ACTIVIDAD: Prolonga el artículo sobre la moda de vestir camisetas de futbolistas, empezando justo después de su última frase.

OLIVER Y BENJI FASHION, por David Kromosomo.

En Kromosomos.com (.net), de nuevo, cual coolhunters de lo risible, nos volvemos a hacer eco de otra moda que inunda nuestras calles.

Desde que hace unas cuantas temporadas la tele –por lo que le convenía- nos dijo que el fútbol, además de español y sagrado, era guay y molaba mazo (la “Liga de las Estrellas”, bla, bla, bla, ya saben) como tontos fuimos y nos lo creímos, aunque partidos malos y empates a cero siguen sucediéndose a patadas. O mejor dicho, a puntapiés.

Tras una crisis económica bien gorda, los peces ídem balompédicos se percataron de que esa pasión que despertaba el deporte rey, capaz de mover masas y matar personas, podía transformarse en pasta, mucha pasta, con la que pegarse la vida padre y de paso, si algo sobra, sanear las maltrechas arcas de los clubes que gestionan.

Para ello sólo era necesario contar con la nada desinteresada colaboración del instrumento catódico de tortura, y un buen diseño de mercadotecnia.

El origen del mal.

Alcohol y camisetas deportivas.

Así, si además de azuzar el furor por los equipos a través de la tele, se levanta un falso star-system (aunque este termino ya es engañoso intrínsecamente) futbolístico, convirtiendo a las estrellas del balón también en astros mediáticos, el público, atrapado por este doble artificio, les iconiza y se identifica con ellos. Qué pena, señores, qué pena.

Y ¿cuál es la imagen de un futbolista? Su camiseta. Si todos quieren ser como Beckham, nada mejor que gastarse 50 euros en una cami con el “23” y su nombre a la espalda, para bajar a comprar el pan, o al estanco embutido en ella.

(Datos de comprensión de documentos)
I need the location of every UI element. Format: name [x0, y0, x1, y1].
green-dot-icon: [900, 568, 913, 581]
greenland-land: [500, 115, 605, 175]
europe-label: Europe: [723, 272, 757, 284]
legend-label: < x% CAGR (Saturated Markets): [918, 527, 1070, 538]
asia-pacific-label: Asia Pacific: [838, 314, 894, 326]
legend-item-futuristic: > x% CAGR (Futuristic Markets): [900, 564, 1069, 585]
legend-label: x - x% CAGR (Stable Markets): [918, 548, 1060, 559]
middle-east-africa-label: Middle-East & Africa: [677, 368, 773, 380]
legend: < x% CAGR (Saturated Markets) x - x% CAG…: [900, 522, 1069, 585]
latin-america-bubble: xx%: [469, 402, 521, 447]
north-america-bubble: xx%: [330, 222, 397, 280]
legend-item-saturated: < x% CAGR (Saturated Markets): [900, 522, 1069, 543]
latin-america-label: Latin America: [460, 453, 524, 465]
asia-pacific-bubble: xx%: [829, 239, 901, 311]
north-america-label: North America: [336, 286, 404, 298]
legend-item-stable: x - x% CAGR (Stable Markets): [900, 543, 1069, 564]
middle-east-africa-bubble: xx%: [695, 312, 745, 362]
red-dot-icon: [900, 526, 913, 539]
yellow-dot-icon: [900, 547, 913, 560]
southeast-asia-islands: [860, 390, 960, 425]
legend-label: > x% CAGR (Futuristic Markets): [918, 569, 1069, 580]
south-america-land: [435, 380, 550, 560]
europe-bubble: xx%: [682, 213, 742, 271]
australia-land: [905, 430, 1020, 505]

RESPUESTA DEL EJERCICIO:
Ya ven el resultado. Las calles, las oficinas, los bares, llenos de mastuerzos de treinta y cuarenta años con la zamarra de su ídolo, portándola con la misma ilusión y orgullo que un chaval de doce. Si bien, muchos de ellos (y ellas) se han quedado en esa edad mental. Lo del crío es entendible, pero siendo

francos, a nosotros se nos escapa cómo alguien puede admirar a unos tipos que ganan en un día lo que ese alguien en un mes, y sin dar un palo al agua en la mayoría de los casos. Aunque ilusionando a la afición, eh.

Pero al lío, que nos desviamos –como es habitual-. Lo de las camisetas deportivas ha llegado al paroxismo, como ven. Estrambótico resulta observar la espalda de un hombre de pelo cano, ya entrado en carnes y años y embutido como un salchichón en una elástica que reza “9, Kluivert”. Y para rematar, con un botellín en la mano. Pues eso es lo que tengo ahora mismo en la cafetería desde la que les escribo esta pamplina. No, evidentemente, este tipo no es el Kluivert ese, se lo aseguro.

Y además estamos en pleno boom del fenómeno: ya no sólo se llevan las camisetas oficiales de marca -o falsas-, microporosas (e hiper-frágiles; se rompen con extrema facilidad), si no que se sale a la calle con cualquier tipo de uniforme deportivo, aunque sea del equipo de tu barrio, vamos, el que hace un par de años escasos te hubieras puesto para pintar tu casa. Y ahora hasta resulta cool.

El balón de Oli, borracho de goles.

 

Lo más importante es que el dorsal trasero sea bien visible, hasta he visto a alguno que, en un alarde de genialidad, se ha hecho estampar su nombre sobre el número, “DJ Nano” o “Johnny 21 cm”.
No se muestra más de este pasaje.